■ WHAT YOU NEED TO DO ■
Every line below that mentions the word "title" should be copied out.

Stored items
%%

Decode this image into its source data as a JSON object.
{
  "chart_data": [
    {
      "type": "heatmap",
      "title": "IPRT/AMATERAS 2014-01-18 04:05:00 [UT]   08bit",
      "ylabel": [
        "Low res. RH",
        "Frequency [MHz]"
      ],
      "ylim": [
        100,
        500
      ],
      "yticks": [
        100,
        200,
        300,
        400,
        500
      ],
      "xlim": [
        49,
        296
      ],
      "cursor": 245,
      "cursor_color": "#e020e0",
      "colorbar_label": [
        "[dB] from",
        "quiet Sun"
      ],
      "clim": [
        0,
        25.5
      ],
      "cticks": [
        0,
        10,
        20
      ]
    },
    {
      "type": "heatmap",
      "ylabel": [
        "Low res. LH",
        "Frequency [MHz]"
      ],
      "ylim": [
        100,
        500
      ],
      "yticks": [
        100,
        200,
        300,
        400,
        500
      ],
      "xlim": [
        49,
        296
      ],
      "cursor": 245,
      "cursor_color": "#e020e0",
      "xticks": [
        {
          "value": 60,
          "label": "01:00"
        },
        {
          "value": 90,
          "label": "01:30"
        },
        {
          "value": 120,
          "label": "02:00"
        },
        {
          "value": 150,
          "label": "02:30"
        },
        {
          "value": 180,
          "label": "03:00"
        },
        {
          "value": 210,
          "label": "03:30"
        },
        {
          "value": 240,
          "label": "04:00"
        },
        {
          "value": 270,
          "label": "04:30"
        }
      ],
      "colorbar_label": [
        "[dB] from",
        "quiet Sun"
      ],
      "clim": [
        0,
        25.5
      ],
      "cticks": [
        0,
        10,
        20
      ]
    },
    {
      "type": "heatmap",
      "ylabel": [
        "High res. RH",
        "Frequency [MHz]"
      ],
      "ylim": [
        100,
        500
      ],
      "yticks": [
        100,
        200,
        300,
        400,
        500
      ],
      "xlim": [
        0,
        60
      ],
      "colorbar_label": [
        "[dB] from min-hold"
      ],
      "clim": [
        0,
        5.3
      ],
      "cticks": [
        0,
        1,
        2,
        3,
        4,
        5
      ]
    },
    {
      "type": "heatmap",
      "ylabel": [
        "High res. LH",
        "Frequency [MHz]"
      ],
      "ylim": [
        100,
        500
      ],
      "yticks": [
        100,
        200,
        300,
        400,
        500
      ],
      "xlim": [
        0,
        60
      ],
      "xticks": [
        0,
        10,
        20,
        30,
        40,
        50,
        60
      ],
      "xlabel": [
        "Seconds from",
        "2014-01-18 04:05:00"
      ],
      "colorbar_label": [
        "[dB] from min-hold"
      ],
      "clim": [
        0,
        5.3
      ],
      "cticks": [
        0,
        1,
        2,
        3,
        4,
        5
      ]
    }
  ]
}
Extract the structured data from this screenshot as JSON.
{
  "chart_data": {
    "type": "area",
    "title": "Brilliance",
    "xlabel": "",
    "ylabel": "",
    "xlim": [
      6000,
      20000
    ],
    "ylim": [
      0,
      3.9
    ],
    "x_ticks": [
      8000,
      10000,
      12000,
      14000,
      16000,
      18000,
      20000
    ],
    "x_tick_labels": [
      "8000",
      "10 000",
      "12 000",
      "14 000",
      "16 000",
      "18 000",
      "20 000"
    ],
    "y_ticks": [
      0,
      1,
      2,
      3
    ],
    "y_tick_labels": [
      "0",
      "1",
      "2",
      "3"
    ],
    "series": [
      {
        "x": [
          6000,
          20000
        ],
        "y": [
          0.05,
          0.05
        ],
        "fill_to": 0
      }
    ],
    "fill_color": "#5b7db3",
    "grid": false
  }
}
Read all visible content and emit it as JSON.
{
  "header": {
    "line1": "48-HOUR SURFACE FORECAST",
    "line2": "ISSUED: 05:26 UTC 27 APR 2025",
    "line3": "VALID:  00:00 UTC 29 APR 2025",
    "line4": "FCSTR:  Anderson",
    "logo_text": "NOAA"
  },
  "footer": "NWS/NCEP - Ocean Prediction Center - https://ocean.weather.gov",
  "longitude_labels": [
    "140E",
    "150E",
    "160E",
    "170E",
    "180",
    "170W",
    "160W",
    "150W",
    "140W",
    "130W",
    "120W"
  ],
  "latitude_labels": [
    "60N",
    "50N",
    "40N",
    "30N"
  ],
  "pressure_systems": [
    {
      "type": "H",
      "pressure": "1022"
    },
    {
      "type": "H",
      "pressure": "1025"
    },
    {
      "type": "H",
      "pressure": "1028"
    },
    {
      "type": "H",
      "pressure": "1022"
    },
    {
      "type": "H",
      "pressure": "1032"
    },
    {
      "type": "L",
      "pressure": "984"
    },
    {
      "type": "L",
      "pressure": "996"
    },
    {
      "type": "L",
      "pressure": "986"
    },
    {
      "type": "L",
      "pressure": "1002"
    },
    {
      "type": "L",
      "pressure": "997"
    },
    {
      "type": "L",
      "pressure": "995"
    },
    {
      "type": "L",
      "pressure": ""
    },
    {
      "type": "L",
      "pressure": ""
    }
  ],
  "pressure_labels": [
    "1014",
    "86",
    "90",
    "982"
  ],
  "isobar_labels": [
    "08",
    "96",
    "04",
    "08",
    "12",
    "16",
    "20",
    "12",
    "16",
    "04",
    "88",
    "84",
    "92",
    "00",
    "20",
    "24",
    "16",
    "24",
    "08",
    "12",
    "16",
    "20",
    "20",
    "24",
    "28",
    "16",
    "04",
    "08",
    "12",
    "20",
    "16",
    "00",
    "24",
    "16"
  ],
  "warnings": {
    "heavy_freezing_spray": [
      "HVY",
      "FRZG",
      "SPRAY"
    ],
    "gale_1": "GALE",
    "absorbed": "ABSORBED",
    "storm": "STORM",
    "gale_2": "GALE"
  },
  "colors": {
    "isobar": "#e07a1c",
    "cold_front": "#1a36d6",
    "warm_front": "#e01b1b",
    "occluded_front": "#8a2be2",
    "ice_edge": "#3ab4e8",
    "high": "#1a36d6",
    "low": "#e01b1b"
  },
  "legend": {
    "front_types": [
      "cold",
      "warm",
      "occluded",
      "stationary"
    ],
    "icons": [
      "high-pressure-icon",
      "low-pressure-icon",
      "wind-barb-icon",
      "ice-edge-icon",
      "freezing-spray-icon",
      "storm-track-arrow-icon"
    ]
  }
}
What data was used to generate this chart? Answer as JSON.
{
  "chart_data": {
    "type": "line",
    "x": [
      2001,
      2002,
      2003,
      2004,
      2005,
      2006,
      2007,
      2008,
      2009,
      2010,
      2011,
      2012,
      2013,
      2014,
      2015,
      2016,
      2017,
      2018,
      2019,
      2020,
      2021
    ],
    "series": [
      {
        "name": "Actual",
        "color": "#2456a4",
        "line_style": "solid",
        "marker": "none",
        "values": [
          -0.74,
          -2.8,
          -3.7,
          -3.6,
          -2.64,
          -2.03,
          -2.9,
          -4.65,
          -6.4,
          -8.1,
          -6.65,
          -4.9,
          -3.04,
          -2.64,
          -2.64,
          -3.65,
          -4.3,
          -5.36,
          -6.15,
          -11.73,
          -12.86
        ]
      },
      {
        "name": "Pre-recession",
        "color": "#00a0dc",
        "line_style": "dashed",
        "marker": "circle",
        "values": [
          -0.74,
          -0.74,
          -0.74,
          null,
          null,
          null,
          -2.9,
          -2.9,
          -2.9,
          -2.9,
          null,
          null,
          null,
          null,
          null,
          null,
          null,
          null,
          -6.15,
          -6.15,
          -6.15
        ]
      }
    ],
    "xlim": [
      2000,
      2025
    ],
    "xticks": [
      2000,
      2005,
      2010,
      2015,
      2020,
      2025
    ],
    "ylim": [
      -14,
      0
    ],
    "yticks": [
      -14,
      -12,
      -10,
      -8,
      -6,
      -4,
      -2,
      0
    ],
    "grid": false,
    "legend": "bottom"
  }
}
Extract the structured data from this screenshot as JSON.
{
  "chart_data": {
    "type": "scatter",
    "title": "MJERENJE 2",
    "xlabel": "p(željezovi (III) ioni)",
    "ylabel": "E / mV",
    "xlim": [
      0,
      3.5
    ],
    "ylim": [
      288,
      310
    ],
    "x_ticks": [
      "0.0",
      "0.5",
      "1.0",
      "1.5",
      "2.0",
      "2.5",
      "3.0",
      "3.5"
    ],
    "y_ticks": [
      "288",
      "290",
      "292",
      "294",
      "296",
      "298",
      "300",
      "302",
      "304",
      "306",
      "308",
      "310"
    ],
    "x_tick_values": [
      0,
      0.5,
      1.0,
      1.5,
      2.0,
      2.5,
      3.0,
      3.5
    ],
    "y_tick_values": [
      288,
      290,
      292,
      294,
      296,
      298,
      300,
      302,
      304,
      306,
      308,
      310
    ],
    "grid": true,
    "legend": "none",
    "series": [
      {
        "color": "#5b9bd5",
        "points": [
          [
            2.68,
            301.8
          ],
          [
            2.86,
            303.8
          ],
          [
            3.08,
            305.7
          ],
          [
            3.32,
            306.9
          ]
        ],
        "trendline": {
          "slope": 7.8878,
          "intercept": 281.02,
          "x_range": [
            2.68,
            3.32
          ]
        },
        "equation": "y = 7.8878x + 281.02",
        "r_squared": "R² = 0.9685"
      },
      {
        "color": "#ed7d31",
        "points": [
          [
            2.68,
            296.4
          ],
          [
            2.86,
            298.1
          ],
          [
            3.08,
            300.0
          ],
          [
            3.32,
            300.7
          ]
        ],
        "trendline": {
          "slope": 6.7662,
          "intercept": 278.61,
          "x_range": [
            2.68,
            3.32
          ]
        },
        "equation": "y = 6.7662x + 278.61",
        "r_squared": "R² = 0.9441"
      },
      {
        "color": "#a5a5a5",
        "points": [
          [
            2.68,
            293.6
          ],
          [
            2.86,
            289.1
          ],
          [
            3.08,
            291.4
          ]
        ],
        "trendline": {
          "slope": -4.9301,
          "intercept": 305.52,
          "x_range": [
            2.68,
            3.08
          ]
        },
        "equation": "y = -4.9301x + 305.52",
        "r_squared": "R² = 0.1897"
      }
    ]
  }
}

%%

■ EXPECTED ANSWER ■
      "title": "IPRT/AMATERAS 2014-01-18 04:05:00 [UT]   08bit",
    "title": "Brilliance",
    "title": "MJERENJE 2",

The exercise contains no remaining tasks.